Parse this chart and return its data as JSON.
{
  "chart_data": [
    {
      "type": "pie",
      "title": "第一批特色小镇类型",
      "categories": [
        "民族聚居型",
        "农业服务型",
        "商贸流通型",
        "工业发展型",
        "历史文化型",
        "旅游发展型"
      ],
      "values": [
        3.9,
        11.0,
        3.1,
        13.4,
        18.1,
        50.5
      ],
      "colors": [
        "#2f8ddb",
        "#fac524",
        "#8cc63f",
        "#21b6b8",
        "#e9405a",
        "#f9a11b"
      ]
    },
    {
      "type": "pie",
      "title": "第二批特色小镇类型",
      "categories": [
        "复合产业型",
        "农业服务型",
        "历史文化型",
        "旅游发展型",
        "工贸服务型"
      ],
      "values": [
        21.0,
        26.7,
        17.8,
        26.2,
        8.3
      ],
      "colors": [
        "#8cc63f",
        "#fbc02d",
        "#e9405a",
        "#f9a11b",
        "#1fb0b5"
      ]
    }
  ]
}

......

■ **Exercise objective**: The listing above must be transcribed exactly, line by line.

■ **Exercise solution**:
Parse this chart and return its data as JSON.
{
  "chart_data": [
    {
      "type": "pie",
      "title": "第一批特色小镇类型",
      "categories": [
        "民族聚居型",
        "农业服务型",
        "商贸流通型",
        "工业发展型",
        "历史文化型",
        "旅游发展型"
      ],
      "values": [
        3.9,
        11.0,
        3.1,
        13.4,
        18.1,
        50.5
      ],
      "colors": [
        "#2f8ddb",
        "#fac524",
        "#8cc63f",
        "#21b6b8",
        "#e9405a",
        "#f9a11b"
      ]
    },
    {
      "type": "pie",
      "title": "第二批特色小镇类型",
      "categories": [
        "复合产业型",
        "农业服务型",
        "历史文化型",
        "旅游发展型",
        "工贸服务型"
      ],
      "values": [
        21.0,
        26.7,
        17.8,
        26.2,
        8.3
      ],
      "colors": [
        "#8cc63f",
        "#fbc02d",
        "#e9405a",
        "#f9a11b",
        "#1fb0b5"
      ]
    }
  ]
}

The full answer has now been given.